(Stored entries)
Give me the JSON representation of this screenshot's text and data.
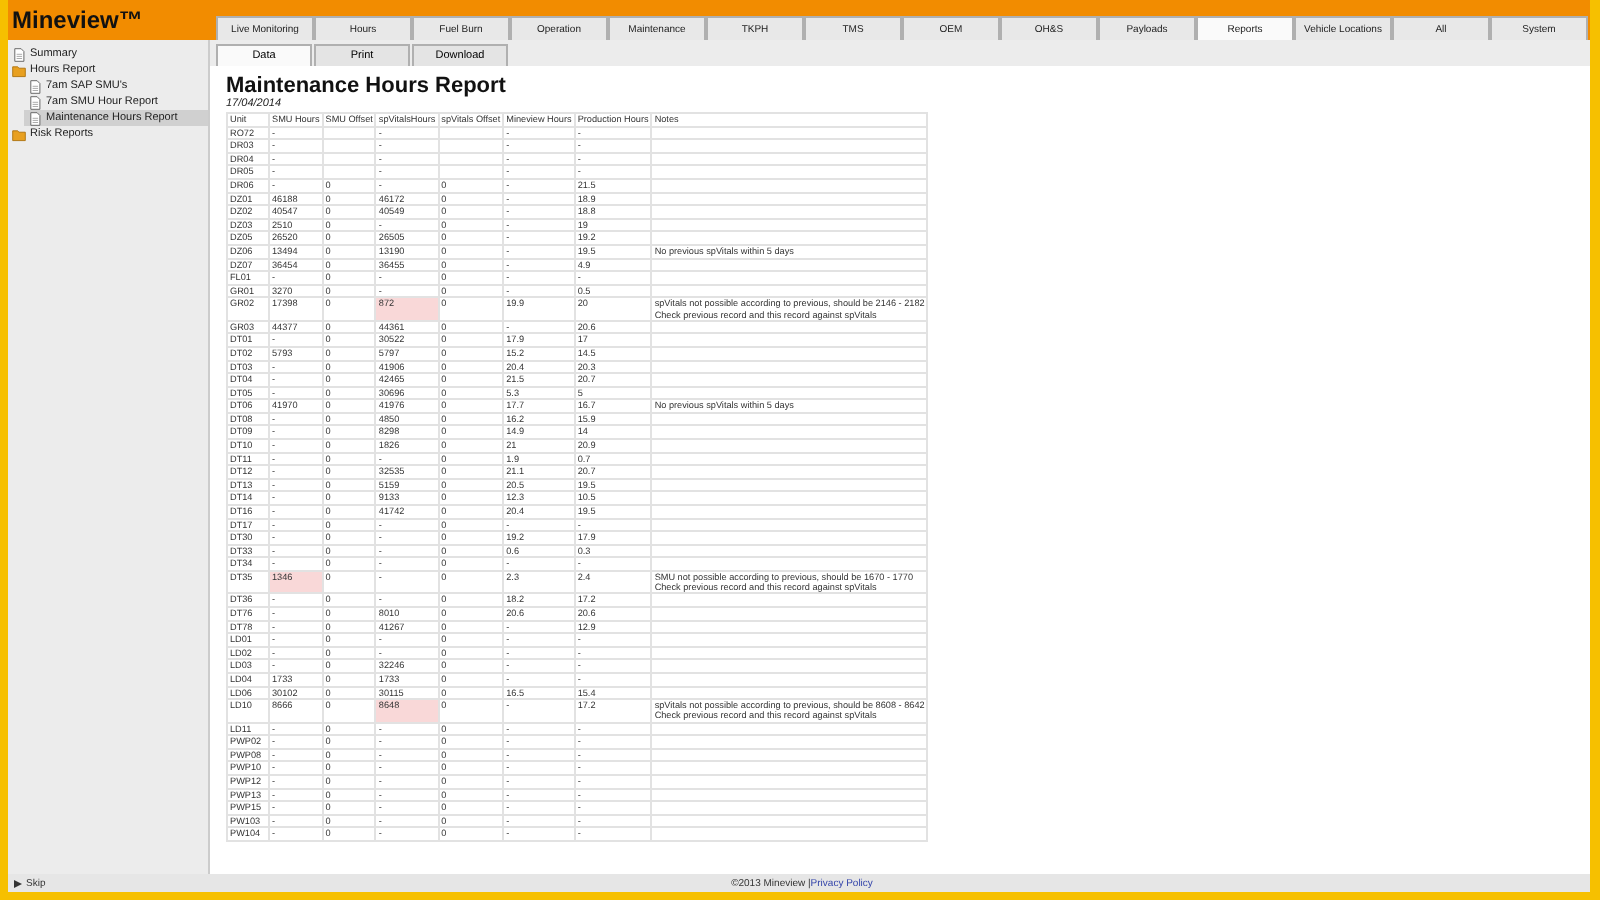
{
  "app": {
    "title": "Mineview™"
  },
  "nav_tabs": [
    {
      "label": "Live Monitoring",
      "selected": false
    },
    {
      "label": "Hours",
      "selected": false
    },
    {
      "label": "Fuel Burn",
      "selected": false
    },
    {
      "label": "Operation",
      "selected": false
    },
    {
      "label": "Maintenance",
      "selected": false
    },
    {
      "label": "TKPH",
      "selected": false
    },
    {
      "label": "TMS",
      "selected": false
    },
    {
      "label": "OEM",
      "selected": false
    },
    {
      "label": "OH&S",
      "selected": false
    },
    {
      "label": "Payloads",
      "selected": false
    },
    {
      "label": "Reports",
      "selected": true
    },
    {
      "label": "Vehicle Locations",
      "selected": false
    },
    {
      "label": "All",
      "selected": false
    },
    {
      "label": "System",
      "selected": false
    }
  ],
  "sub_tabs": [
    {
      "label": "Data",
      "selected": true
    },
    {
      "label": "Print",
      "selected": false
    },
    {
      "label": "Download",
      "selected": false
    }
  ],
  "sidebar": {
    "items": [
      {
        "label": "Summary",
        "kind": "document",
        "selected": false
      },
      {
        "label": "Hours Report",
        "kind": "folder",
        "selected": false,
        "expanded": true,
        "children": [
          {
            "label": "7am SAP SMU's",
            "kind": "document",
            "selected": false
          },
          {
            "label": "7am SMU Hour Report",
            "kind": "document",
            "selected": false
          },
          {
            "label": "Maintenance Hours Report",
            "kind": "document",
            "selected": true
          }
        ]
      },
      {
        "label": "Risk Reports",
        "kind": "folder",
        "selected": false,
        "expanded": false
      }
    ]
  },
  "report": {
    "title": "Maintenance Hours Report",
    "date": "17/04/2014",
    "table": {
      "columns": [
        "Unit",
        "SMU Hours",
        "SMU Offset",
        "spVitalsHours",
        "spVitals Offset",
        "Mineview Hours",
        "Production Hours",
        "Notes"
      ],
      "rows": [
        {
          "cells": [
            "RO72",
            "-",
            null,
            "-",
            null,
            "-",
            "-",
            null
          ]
        },
        {
          "cells": [
            "DR03",
            "-",
            null,
            "-",
            null,
            "-",
            "-",
            null
          ]
        },
        {
          "cells": [
            "DR04",
            "-",
            null,
            "-",
            null,
            "-",
            "-",
            null
          ]
        },
        {
          "cells": [
            "DR05",
            "-",
            null,
            "-",
            null,
            "-",
            "-",
            null
          ]
        },
        {
          "cells": [
            "DR06",
            "-",
            "0",
            "-",
            "0",
            "-",
            "21.5",
            null
          ]
        },
        {
          "cells": [
            "DZ01",
            "46188",
            "0",
            "46172",
            "0",
            "-",
            "18.9",
            null
          ]
        },
        {
          "cells": [
            "DZ02",
            "40547",
            "0",
            "40549",
            "0",
            "-",
            "18.8",
            null
          ]
        },
        {
          "cells": [
            "DZ03",
            "2510",
            "0",
            "-",
            "0",
            "-",
            "19",
            null
          ]
        },
        {
          "cells": [
            "DZ05",
            "26520",
            "0",
            "26505",
            "0",
            "-",
            "19.2",
            null
          ]
        },
        {
          "cells": [
            "DZ06",
            "13494",
            "0",
            "13190",
            "0",
            "-",
            "19.5",
            "No previous spVitals within 5 days"
          ]
        },
        {
          "cells": [
            "DZ07",
            "36454",
            "0",
            "36455",
            "0",
            "-",
            "4.9",
            null
          ]
        },
        {
          "cells": [
            "FL01",
            "-",
            "0",
            "-",
            "0",
            "-",
            "-",
            null
          ]
        },
        {
          "cells": [
            "GR01",
            "3270",
            "0",
            "-",
            "0",
            "-",
            "0.5",
            null
          ]
        },
        {
          "cells": [
            "GR02",
            "17398",
            "0",
            {
              "text": "872",
              "flagged": true
            },
            "0",
            "19.9",
            "20",
            "spVitals not possible according to previous, should be 2146 - 2182\nCheck previous record and this record against spVitals"
          ]
        },
        {
          "cells": [
            "GR03",
            "44377",
            "0",
            "44361",
            "0",
            "-",
            "20.6",
            null
          ]
        },
        {
          "cells": [
            "DT01",
            "-",
            "0",
            "30522",
            "0",
            "17.9",
            "17",
            null
          ]
        },
        {
          "cells": [
            "DT02",
            "5793",
            "0",
            "5797",
            "0",
            "15.2",
            "14.5",
            null
          ]
        },
        {
          "cells": [
            "DT03",
            "-",
            "0",
            "41906",
            "0",
            "20.4",
            "20.3",
            null
          ]
        },
        {
          "cells": [
            "DT04",
            "-",
            "0",
            "42465",
            "0",
            "21.5",
            "20.7",
            null
          ]
        },
        {
          "cells": [
            "DT05",
            "-",
            "0",
            "30696",
            "0",
            "5.3",
            "5",
            null
          ]
        },
        {
          "cells": [
            "DT06",
            "41970",
            "0",
            "41976",
            "0",
            "17.7",
            "16.7",
            "No previous spVitals within 5 days"
          ]
        },
        {
          "cells": [
            "DT08",
            "-",
            "0",
            "4850",
            "0",
            "16.2",
            "15.9",
            null
          ]
        },
        {
          "cells": [
            "DT09",
            "-",
            "0",
            "8298",
            "0",
            "14.9",
            "14",
            null
          ]
        },
        {
          "cells": [
            "DT10",
            "-",
            "0",
            "1826",
            "0",
            "21",
            "20.9",
            null
          ]
        },
        {
          "cells": [
            "DT11",
            "-",
            "0",
            "-",
            "0",
            "1.9",
            "0.7",
            null
          ]
        },
        {
          "cells": [
            "DT12",
            "-",
            "0",
            "32535",
            "0",
            "21.1",
            "20.7",
            null
          ]
        },
        {
          "cells": [
            "DT13",
            "-",
            "0",
            "5159",
            "0",
            "20.5",
            "19.5",
            null
          ]
        },
        {
          "cells": [
            "DT14",
            "-",
            "0",
            "9133",
            "0",
            "12.3",
            "10.5",
            null
          ]
        },
        {
          "cells": [
            "DT16",
            "-",
            "0",
            "41742",
            "0",
            "20.4",
            "19.5",
            null
          ]
        },
        {
          "cells": [
            "DT17",
            "-",
            "0",
            "-",
            "0",
            "-",
            "-",
            null
          ]
        },
        {
          "cells": [
            "DT30",
            "-",
            "0",
            "-",
            "0",
            "19.2",
            "17.9",
            null
          ]
        },
        {
          "cells": [
            "DT33",
            "-",
            "0",
            "-",
            "0",
            "0.6",
            "0.3",
            null
          ]
        },
        {
          "cells": [
            "DT34",
            "-",
            "0",
            "-",
            "0",
            "-",
            "-",
            null
          ]
        },
        {
          "cells": [
            "DT35",
            {
              "text": "1346",
              "flagged": true
            },
            "0",
            "-",
            "0",
            "2.3",
            "2.4",
            "SMU not possible according to previous, should be 1670 - 1770\nCheck previous record and this record against spVitals"
          ]
        },
        {
          "cells": [
            "DT36",
            "-",
            "0",
            "-",
            "0",
            "18.2",
            "17.2",
            null
          ]
        },
        {
          "cells": [
            "DT76",
            "-",
            "0",
            "8010",
            "0",
            "20.6",
            "20.6",
            null
          ]
        },
        {
          "cells": [
            "DT78",
            "-",
            "0",
            "41267",
            "0",
            "-",
            "12.9",
            null
          ]
        },
        {
          "cells": [
            "LD01",
            "-",
            "0",
            "-",
            "0",
            "-",
            "-",
            null
          ]
        },
        {
          "cells": [
            "LD02",
            "-",
            "0",
            "-",
            "0",
            "-",
            "-",
            null
          ]
        },
        {
          "cells": [
            "LD03",
            "-",
            "0",
            "32246",
            "0",
            "-",
            "-",
            null
          ]
        },
        {
          "cells": [
            "LD04",
            "1733",
            "0",
            "1733",
            "0",
            "-",
            "-",
            null
          ]
        },
        {
          "cells": [
            "LD06",
            "30102",
            "0",
            "30115",
            "0",
            "16.5",
            "15.4",
            null
          ]
        },
        {
          "cells": [
            "LD10",
            "8666",
            "0",
            {
              "text": "8648",
              "flagged": true
            },
            "0",
            "-",
            "17.2",
            "spVitals not possible according to previous, should be 8608 - 8642\nCheck previous record and this record against spVitals"
          ]
        },
        {
          "cells": [
            "LD11",
            "-",
            "0",
            "-",
            "0",
            "-",
            "-",
            null
          ]
        },
        {
          "cells": [
            "PWP02",
            "-",
            "0",
            "-",
            "0",
            "-",
            "-",
            null
          ]
        },
        {
          "cells": [
            "PWP08",
            "-",
            "0",
            "-",
            "0",
            "-",
            "-",
            null
          ]
        },
        {
          "cells": [
            "PWP10",
            "-",
            "0",
            "-",
            "0",
            "-",
            "-",
            null
          ]
        },
        {
          "cells": [
            "PWP12",
            "-",
            "0",
            "-",
            "0",
            "-",
            "-",
            null
          ]
        },
        {
          "cells": [
            "PWP13",
            "-",
            "0",
            "-",
            "0",
            "-",
            "-",
            null
          ]
        },
        {
          "cells": [
            "PWP15",
            "-",
            "0",
            "-",
            "0",
            "-",
            "-",
            null
          ]
        },
        {
          "cells": [
            "PW103",
            "-",
            "0",
            "-",
            "0",
            "-",
            "-",
            null
          ]
        },
        {
          "cells": [
            "PW104",
            "-",
            "0",
            "-",
            "0",
            "-",
            "-",
            null
          ]
        }
      ]
    }
  },
  "footer": {
    "left": "Skip",
    "copyright": "©2013 Mineview | ",
    "link": "Privacy Policy"
  }
}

What is being asked
Say only how many lines in the records carry the word "Maintenance".

Answer
3